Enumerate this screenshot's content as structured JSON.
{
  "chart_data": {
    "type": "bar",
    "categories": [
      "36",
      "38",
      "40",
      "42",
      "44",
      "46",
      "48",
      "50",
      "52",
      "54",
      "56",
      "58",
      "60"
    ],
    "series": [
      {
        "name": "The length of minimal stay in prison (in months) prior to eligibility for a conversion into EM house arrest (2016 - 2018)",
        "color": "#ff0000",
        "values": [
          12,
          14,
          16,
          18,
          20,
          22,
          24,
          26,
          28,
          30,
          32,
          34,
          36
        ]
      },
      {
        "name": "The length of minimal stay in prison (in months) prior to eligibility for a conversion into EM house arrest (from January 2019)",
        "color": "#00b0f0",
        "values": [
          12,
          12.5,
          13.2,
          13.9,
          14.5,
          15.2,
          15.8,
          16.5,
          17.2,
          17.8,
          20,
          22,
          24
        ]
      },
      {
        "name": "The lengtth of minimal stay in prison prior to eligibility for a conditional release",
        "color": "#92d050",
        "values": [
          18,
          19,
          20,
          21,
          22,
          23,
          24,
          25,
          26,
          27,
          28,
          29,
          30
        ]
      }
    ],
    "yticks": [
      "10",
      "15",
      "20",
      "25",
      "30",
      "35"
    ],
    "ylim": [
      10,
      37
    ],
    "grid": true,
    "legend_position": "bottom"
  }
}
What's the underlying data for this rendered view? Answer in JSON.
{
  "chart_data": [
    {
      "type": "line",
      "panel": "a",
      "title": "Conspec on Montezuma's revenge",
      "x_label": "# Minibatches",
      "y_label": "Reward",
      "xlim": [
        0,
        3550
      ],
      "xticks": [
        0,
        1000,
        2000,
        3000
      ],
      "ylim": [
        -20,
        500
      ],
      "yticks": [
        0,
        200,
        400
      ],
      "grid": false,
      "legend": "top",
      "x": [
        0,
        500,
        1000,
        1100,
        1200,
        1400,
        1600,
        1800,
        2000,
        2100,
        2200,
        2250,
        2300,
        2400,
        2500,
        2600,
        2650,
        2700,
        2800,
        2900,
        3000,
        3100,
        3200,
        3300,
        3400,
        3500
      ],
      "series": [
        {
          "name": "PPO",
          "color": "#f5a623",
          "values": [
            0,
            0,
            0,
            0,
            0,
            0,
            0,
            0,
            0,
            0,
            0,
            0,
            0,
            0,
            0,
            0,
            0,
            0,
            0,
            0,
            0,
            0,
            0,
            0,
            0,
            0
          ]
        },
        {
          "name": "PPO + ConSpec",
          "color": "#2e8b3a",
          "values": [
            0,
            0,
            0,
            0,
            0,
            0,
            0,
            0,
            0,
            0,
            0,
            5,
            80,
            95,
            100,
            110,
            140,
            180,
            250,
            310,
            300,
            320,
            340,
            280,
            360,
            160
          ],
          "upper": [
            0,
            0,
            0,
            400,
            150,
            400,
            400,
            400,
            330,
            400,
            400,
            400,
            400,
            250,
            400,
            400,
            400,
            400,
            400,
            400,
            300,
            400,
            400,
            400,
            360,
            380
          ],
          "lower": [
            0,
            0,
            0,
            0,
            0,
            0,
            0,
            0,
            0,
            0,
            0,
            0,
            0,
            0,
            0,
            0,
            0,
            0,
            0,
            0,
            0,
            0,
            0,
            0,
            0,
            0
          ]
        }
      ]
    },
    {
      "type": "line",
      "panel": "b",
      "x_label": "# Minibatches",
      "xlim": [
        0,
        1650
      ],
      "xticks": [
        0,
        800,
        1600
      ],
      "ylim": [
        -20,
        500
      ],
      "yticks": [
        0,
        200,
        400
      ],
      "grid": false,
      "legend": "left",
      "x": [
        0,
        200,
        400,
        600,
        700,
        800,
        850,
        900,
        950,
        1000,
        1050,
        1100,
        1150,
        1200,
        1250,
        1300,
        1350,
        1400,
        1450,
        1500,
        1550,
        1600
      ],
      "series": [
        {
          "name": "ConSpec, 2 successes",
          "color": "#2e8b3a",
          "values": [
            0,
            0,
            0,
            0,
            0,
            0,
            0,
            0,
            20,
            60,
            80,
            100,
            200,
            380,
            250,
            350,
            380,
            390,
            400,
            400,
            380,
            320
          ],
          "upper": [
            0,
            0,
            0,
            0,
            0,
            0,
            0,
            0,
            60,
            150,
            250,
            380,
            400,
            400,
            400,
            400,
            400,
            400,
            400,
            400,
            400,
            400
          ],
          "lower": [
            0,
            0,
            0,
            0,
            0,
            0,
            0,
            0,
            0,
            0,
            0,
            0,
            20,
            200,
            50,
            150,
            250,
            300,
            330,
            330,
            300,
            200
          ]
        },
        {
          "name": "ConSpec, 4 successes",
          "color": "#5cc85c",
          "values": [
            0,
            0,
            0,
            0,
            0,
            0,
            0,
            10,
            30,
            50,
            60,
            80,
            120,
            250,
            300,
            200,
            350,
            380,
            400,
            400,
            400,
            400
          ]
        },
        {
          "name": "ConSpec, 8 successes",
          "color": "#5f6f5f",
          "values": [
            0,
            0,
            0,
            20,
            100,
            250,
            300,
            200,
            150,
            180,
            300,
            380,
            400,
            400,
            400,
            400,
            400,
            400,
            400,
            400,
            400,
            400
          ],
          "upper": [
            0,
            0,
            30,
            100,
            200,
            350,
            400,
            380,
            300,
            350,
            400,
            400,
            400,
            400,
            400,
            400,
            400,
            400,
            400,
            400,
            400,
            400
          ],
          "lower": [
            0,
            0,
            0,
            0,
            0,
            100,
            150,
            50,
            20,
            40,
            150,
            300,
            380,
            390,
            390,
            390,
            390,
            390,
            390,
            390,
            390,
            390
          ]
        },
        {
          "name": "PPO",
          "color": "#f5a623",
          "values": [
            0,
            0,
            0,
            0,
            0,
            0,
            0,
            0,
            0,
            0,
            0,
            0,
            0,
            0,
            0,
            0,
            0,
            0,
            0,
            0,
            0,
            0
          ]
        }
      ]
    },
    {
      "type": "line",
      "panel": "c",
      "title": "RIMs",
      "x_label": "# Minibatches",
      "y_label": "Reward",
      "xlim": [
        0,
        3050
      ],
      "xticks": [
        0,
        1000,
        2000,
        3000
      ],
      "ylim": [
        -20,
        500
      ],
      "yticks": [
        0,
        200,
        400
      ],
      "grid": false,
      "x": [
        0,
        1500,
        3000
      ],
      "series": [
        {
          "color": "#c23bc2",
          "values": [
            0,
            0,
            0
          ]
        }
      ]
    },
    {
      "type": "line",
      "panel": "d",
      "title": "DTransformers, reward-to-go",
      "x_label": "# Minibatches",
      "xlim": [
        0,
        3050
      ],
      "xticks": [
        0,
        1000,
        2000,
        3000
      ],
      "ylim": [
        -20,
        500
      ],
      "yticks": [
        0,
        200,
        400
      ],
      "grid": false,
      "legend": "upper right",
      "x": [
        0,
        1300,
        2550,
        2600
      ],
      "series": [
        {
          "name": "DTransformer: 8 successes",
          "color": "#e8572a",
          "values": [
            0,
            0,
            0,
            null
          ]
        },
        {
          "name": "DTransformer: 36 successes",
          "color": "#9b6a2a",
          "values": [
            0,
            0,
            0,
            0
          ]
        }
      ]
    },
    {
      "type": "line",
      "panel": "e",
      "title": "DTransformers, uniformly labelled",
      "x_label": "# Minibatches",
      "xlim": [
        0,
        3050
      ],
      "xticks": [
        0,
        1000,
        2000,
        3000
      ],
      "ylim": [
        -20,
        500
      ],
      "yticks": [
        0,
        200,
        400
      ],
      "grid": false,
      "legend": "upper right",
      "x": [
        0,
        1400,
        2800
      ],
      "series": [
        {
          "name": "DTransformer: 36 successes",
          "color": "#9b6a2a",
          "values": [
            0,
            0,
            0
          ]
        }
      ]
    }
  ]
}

— Written problem —
From the listing, copy every line where the string "length" appears.

— Answer below —
        "name": "The length of minimal stay in prison (in months) prior to eligibility for a conversion into EM house arrest (2016 - 2018)",
        "name": "The length of minimal stay in prison (in months) prior to eligibility for a conversion into EM house arrest (from January 2019)",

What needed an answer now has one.